◆ EXERCISE DESCRIPTION
Each record that follows must be reproduced exactly.

(Excerpts from a figure dataset)
_____

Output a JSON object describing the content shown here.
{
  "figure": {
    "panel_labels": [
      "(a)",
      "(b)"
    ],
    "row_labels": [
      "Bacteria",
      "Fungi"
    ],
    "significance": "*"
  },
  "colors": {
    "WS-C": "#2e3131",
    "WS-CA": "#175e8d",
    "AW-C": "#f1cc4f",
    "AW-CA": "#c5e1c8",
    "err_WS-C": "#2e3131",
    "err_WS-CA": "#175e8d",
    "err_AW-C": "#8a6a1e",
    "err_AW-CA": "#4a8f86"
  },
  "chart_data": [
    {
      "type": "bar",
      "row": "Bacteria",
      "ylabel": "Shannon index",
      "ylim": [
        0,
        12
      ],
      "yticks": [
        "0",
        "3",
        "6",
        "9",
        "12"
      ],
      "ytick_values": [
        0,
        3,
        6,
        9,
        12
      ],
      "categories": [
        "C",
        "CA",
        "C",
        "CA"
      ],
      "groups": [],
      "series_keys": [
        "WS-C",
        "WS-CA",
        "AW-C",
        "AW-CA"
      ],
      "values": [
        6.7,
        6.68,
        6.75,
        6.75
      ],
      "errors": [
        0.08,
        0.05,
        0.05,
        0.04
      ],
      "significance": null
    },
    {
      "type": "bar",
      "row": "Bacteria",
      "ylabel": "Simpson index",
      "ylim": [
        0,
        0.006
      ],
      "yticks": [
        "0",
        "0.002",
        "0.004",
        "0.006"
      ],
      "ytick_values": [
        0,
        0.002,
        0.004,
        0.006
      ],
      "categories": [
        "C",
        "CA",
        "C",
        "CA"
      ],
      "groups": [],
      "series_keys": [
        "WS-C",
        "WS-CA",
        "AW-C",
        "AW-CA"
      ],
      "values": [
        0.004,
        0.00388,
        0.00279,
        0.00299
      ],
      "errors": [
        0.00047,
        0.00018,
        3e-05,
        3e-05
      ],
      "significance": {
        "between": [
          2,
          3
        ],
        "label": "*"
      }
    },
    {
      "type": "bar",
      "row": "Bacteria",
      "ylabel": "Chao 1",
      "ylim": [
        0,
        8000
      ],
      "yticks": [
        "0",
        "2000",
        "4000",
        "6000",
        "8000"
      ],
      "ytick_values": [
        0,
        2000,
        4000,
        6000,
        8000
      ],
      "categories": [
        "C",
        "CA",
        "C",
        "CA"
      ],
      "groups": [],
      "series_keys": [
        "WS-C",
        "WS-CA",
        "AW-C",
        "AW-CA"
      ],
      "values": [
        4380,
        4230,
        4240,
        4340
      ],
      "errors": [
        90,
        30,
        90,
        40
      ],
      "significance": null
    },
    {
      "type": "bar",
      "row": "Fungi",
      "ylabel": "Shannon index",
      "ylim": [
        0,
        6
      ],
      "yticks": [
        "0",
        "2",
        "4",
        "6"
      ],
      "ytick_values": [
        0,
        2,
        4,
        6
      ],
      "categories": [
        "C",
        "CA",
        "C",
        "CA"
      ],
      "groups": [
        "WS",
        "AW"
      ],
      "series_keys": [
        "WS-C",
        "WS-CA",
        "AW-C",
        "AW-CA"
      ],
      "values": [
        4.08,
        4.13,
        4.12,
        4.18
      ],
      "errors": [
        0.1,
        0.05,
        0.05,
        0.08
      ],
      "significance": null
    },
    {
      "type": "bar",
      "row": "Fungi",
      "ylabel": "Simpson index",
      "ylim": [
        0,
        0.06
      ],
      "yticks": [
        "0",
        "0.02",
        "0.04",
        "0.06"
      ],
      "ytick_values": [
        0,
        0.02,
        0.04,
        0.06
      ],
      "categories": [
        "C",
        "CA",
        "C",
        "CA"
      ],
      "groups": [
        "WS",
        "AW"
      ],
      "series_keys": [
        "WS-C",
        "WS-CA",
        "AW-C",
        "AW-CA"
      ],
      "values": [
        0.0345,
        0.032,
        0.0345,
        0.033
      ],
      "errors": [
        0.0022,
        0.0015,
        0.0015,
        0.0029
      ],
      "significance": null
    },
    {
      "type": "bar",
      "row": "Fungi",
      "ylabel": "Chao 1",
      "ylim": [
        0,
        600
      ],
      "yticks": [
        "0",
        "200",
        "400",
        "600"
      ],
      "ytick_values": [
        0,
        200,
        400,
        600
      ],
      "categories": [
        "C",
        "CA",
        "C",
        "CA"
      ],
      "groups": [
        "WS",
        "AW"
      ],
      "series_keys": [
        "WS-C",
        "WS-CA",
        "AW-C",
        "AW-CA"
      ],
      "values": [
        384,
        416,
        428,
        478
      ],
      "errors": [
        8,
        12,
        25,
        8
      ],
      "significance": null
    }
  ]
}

_____

◆ EXPECTED ANSWER
Output a JSON object describing the content shown here.
{
  "figure": {
    "panel_labels": [
      "(a)",
      "(b)"
    ],
    "row_labels": [
      "Bacteria",
      "Fungi"
    ],
    "significance": "*"
  },
  "colors": {
    "WS-C": "#2e3131",
    "WS-CA": "#175e8d",
    "AW-C": "#f1cc4f",
    "AW-CA": "#c5e1c8",
    "err_WS-C": "#2e3131",
    "err_WS-CA": "#175e8d",
    "err_AW-C": "#8a6a1e",
    "err_AW-CA": "#4a8f86"
  },
  "chart_data": [
    {
      "type": "bar",
      "row": "Bacteria",
      "ylabel": "Shannon index",
      "ylim": [
        0,
        12
      ],
      "yticks": [
        "0",
        "3",
        "6",
        "9",
        "12"
      ],
      "ytick_values": [
        0,
        3,
        6,
        9,
        12
      ],
      "categories": [
        "C",
        "CA",
        "C",
        "CA"
      ],
      "groups": [],
      "series_keys": [
        "WS-C",
        "WS-CA",
        "AW-C",
        "AW-CA"
      ],
      "values": [
        6.7,
        6.68,
        6.75,
        6.75
      ],
      "errors": [
        0.08,
        0.05,
        0.05,
        0.04
      ],
      "significance": null
    },
    {
      "type": "bar",
      "row": "Bacteria",
      "ylabel": "Simpson index",
      "ylim": [
        0,
        0.006
      ],
      "yticks": [
        "0",
        "0.002",
        "0.004",
        "0.006"
      ],
      "ytick_values": [
        0,
        0.002,
        0.004,
        0.006
      ],
      "categories": [
        "C",
        "CA",
        "C",
        "CA"
      ],
      "groups": [],
      "series_keys": [
        "WS-C",
        "WS-CA",
        "AW-C",
        "AW-CA"
      ],
      "values": [
        0.004,
        0.00388,
        0.00279,
        0.00299
      ],
      "errors": [
        0.00047,
        0.00018,
        3e-05,
        3e-05
      ],
      "significance": {
        "between": [
          2,
          3
        ],
        "label": "*"
      }
    },
    {
      "type": "bar",
      "row": "Bacteria",
      "ylabel": "Chao 1",
      "ylim": [
        0,
        8000
      ],
      "yticks": [
        "0",
        "2000",
        "4000",
        "6000",
        "8000"
      ],
      "ytick_values": [
        0,
        2000,
        4000,
        6000,
        8000
      ],
      "categories": [
        "C",
        "CA",
        "C",
        "CA"
      ],
      "groups": [],
      "series_keys": [
        "WS-C",
        "WS-CA",
        "AW-C",
        "AW-CA"
      ],
      "values": [
        4380,
        4230,
        4240,
        4340
      ],
      "errors": [
        90,
        30,
        90,
        40
      ],
      "significance": null
    },
    {
      "type": "bar",
      "row": "Fungi",
      "ylabel": "Shannon index",
      "ylim": [
        0,
        6
      ],
      "yticks": [
        "0",
        "2",
        "4",
        "6"
      ],
      "ytick_values": [
        0,
        2,
        4,
        6
      ],
      "categories": [
        "C",
        "CA",
        "C",
        "CA"
      ],
      "groups": [
        "WS",
        "AW"
      ],
      "series_keys": [
        "WS-C",
        "WS-CA",
        "AW-C",
        "AW-CA"
      ],
      "values": [
        4.08,
        4.13,
        4.12,
        4.18
      ],
      "errors": [
        0.1,
        0.05,
        0.05,
        0.08
      ],
      "significance": null
    },
    {
      "type": "bar",
      "row": "Fungi",
      "ylabel": "Simpson index",
      "ylim": [
        0,
        0.06
      ],
      "yticks": [
        "0",
        "0.02",
        "0.04",
        "0.06"
      ],
      "ytick_values": [
        0,
        0.02,
        0.04,
        0.06
      ],
      "categories": [
        "C",
        "CA",
        "C",
        "CA"
      ],
      "groups": [
        "WS",
        "AW"
      ],
      "series_keys": [
        "WS-C",
        "WS-CA",
        "AW-C",
        "AW-CA"
      ],
      "values": [
        0.0345,
        0.032,
        0.0345,
        0.033
      ],
      "errors": [
        0.0022,
        0.0015,
        0.0015,
        0.0029
      ],
      "significance": null
    },
    {
      "type": "bar",
      "row": "Fungi",
      "ylabel": "Chao 1",
      "ylim": [
        0,
        600
      ],
      "yticks": [
        "0",
        "200",
        "400",
        "600"
      ],
      "ytick_values": [
        0,
        200,
        400,
        600
      ],
      "categories": [
        "C",
        "CA",
        "C",
        "CA"
      ],
      "groups": [
        "WS",
        "AW"
      ],
      "series_keys": [
        "WS-C",
        "WS-CA",
        "AW-C",
        "AW-CA"
      ],
      "values": [
        384,
        416,
        428,
        478
      ],
      "errors": [
        8,
        12,
        25,
        8
      ],
      "significance": null
    }
  ]
}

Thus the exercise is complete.